* BEGIN RECORDS PROVIDED *

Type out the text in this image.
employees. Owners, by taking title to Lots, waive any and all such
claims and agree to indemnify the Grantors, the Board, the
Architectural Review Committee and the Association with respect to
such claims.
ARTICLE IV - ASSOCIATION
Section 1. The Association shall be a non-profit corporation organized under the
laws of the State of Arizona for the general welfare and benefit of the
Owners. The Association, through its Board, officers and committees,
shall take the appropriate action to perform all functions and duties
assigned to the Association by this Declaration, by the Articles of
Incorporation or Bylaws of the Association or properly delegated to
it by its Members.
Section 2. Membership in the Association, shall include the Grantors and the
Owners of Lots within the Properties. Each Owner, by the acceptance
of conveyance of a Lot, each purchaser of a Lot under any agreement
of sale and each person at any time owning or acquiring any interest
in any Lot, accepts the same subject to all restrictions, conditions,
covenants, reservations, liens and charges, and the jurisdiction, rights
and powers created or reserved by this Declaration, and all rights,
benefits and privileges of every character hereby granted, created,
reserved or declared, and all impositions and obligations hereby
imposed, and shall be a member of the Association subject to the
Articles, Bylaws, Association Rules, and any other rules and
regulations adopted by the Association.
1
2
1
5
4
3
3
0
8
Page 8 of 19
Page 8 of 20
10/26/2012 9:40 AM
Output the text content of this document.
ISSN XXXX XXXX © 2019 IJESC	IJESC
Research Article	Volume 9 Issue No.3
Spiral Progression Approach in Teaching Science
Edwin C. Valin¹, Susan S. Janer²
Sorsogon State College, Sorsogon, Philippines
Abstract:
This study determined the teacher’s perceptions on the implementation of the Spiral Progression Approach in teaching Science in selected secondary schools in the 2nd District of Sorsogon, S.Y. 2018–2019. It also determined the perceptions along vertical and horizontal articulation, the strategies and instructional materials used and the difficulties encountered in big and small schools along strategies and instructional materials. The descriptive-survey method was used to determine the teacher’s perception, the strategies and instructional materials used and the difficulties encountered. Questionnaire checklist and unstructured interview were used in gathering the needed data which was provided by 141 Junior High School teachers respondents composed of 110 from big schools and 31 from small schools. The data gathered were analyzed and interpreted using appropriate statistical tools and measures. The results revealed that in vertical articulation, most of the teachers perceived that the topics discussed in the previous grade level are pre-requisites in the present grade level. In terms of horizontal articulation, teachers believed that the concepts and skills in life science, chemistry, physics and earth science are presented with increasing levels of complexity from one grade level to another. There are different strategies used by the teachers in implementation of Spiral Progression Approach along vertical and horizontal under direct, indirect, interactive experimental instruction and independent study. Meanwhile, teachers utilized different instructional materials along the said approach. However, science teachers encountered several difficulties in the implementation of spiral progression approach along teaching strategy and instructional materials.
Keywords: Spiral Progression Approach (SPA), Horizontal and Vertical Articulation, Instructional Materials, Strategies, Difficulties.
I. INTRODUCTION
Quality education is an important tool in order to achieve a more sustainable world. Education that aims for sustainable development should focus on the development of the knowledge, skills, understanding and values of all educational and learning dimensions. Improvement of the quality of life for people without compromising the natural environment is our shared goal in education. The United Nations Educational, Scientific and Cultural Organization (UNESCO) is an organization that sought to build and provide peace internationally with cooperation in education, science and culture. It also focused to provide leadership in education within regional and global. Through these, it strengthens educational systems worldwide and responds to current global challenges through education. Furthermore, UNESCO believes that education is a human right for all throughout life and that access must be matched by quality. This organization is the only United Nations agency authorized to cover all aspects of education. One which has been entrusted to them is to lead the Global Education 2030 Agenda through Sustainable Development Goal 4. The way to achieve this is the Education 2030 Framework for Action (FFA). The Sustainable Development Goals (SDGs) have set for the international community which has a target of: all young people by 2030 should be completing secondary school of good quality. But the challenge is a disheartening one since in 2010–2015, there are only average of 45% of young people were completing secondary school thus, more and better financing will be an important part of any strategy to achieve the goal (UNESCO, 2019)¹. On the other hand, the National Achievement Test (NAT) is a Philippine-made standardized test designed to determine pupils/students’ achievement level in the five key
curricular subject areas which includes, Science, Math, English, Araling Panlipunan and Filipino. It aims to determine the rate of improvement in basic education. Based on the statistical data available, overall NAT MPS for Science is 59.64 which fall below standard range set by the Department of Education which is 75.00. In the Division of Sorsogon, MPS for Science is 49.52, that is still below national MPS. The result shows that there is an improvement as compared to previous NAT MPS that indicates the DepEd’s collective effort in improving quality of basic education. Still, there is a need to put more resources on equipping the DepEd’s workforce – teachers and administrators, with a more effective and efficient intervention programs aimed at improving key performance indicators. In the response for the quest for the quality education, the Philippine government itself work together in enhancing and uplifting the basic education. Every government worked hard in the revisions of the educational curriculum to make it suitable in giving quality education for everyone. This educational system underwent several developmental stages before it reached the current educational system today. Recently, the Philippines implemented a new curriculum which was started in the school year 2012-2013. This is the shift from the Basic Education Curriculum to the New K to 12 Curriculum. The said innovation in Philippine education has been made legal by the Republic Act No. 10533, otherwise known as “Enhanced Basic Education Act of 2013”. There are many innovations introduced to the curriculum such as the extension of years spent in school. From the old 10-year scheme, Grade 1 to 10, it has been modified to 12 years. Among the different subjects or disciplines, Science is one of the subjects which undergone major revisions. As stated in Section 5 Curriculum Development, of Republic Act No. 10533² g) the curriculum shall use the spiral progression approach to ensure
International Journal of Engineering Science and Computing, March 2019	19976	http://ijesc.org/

* END RECORDS PROVIDED *

## AIM
From the records above, extract each line exactly as shown.

## WRITTEN ANSWER
Type out the text in this image.
employees. Owners, by taking title to Lots, waive any and all such
claims and agree to indemnify the Grantors, the Board, the
Architectural Review Committee and the Association with respect to
such claims.
ARTICLE IV - ASSOCIATION
Section 1. The Association shall be a non-profit corporation organized under the
laws of the State of Arizona for the general welfare and benefit of the
Owners. The Association, through its Board, officers and committees,
shall take the appropriate action to perform all functions and duties
assigned to the Association by this Declaration, by the Articles of
Incorporation or Bylaws of the Association or properly delegated to
it by its Members.
Section 2. Membership in the Association, shall include the Grantors and the
Owners of Lots within the Properties. Each Owner, by the acceptance
of conveyance of a Lot, each purchaser of a Lot under any agreement
of sale and each person at any time owning or acquiring any interest
in any Lot, accepts the same subject to all restrictions, conditions,
covenants, reservations, liens and charges, and the jurisdiction, rights
and powers created or reserved by this Declaration, and all rights,
benefits and privileges of every character hereby granted, created,
reserved or declared, and all impositions and obligations hereby
imposed, and shall be a member of the Association subject to the
Articles, Bylaws, Association Rules, and any other rules and
regulations adopted by the Association.
1
2
1
5
4
3
3
0
8
Page 8 of 19
Page 8 of 20
10/26/2012 9:40 AM
Output the text content of this document.
ISSN XXXX XXXX © 2019 IJESC	IJESC
Research Article	Volume 9 Issue No.3
Spiral Progression Approach in Teaching Science
Edwin C. Valin¹, Susan S. Janer²
Sorsogon State College, Sorsogon, Philippines
Abstract:
This study determined the teacher’s perceptions on the implementation of the Spiral Progression Approach in teaching Science in selected secondary schools in the 2nd District of Sorsogon, S.Y. 2018–2019. It also determined the perceptions along vertical and horizontal articulation, the strategies and instructional materials used and the difficulties encountered in big and small schools along strategies and instructional materials. The descriptive-survey method was used to determine the teacher’s perception, the strategies and instructional materials used and the difficulties encountered. Questionnaire checklist and unstructured interview were used in gathering the needed data which was provided by 141 Junior High School teachers respondents composed of 110 from big schools and 31 from small schools. The data gathered were analyzed and interpreted using appropriate statistical tools and measures. The results revealed that in vertical articulation, most of the teachers perceived that the topics discussed in the previous grade level are pre-requisites in the present grade level. In terms of horizontal articulation, teachers believed that the concepts and skills in life science, chemistry, physics and earth science are presented with increasing levels of complexity from one grade level to another. There are different strategies used by the teachers in implementation of Spiral Progression Approach along vertical and horizontal under direct, indirect, interactive experimental instruction and independent study. Meanwhile, teachers utilized different instructional materials along the said approach. However, science teachers encountered several difficulties in the implementation of spiral progression approach along teaching strategy and instructional materials.
Keywords: Spiral Progression Approach (SPA), Horizontal and Vertical Articulation, Instructional Materials, Strategies, Difficulties.
I. INTRODUCTION
Quality education is an important tool in order to achieve a more sustainable world. Education that aims for sustainable development should focus on the development of the knowledge, skills, understanding and values of all educational and learning dimensions. Improvement of the quality of life for people without compromising the natural environment is our shared goal in education. The United Nations Educational, Scientific and Cultural Organization (UNESCO) is an organization that sought to build and provide peace internationally with cooperation in education, science and culture. It also focused to provide leadership in education within regional and global. Through these, it strengthens educational systems worldwide and responds to current global challenges through education. Furthermore, UNESCO believes that education is a human right for all throughout life and that access must be matched by quality. This organization is the only United Nations agency authorized to cover all aspects of education. One which has been entrusted to them is to lead the Global Education 2030 Agenda through Sustainable Development Goal 4. The way to achieve this is the Education 2030 Framework for Action (FFA). The Sustainable Development Goals (SDGs) have set for the international community which has a target of: all young people by 2030 should be completing secondary school of good quality. But the challenge is a disheartening one since in 2010–2015, there are only average of 45% of young people were completing secondary school thus, more and better financing will be an important part of any strategy to achieve the goal (UNESCO, 2019)¹. On the other hand, the National Achievement Test (NAT) is a Philippine-made standardized test designed to determine pupils/students’ achievement level in the five key
curricular subject areas which includes, Science, Math, English, Araling Panlipunan and Filipino. It aims to determine the rate of improvement in basic education. Based on the statistical data available, overall NAT MPS for Science is 59.64 which fall below standard range set by the Department of Education which is 75.00. In the Division of Sorsogon, MPS for Science is 49.52, that is still below national MPS. The result shows that there is an improvement as compared to previous NAT MPS that indicates the DepEd’s collective effort in improving quality of basic education. Still, there is a need to put more resources on equipping the DepEd’s workforce – teachers and administrators, with a more effective and efficient intervention programs aimed at improving key performance indicators. In the response for the quest for the quality education, the Philippine government itself work together in enhancing and uplifting the basic education. Every government worked hard in the revisions of the educational curriculum to make it suitable in giving quality education for everyone. This educational system underwent several developmental stages before it reached the current educational system today. Recently, the Philippines implemented a new curriculum which was started in the school year 2012-2013. This is the shift from the Basic Education Curriculum to the New K to 12 Curriculum. The said innovation in Philippine education has been made legal by the Republic Act No. 10533, otherwise known as “Enhanced Basic Education Act of 2013”. There are many innovations introduced to the curriculum such as the extension of years spent in school. From the old 10-year scheme, Grade 1 to 10, it has been modified to 12 years. Among the different subjects or disciplines, Science is one of the subjects which undergone major revisions. As stated in Section 5 Curriculum Development, of Republic Act No. 10533² g) the curriculum shall use the spiral progression approach to ensure
International Journal of Engineering Science and Computing, March 2019	19976	http://ijesc.org/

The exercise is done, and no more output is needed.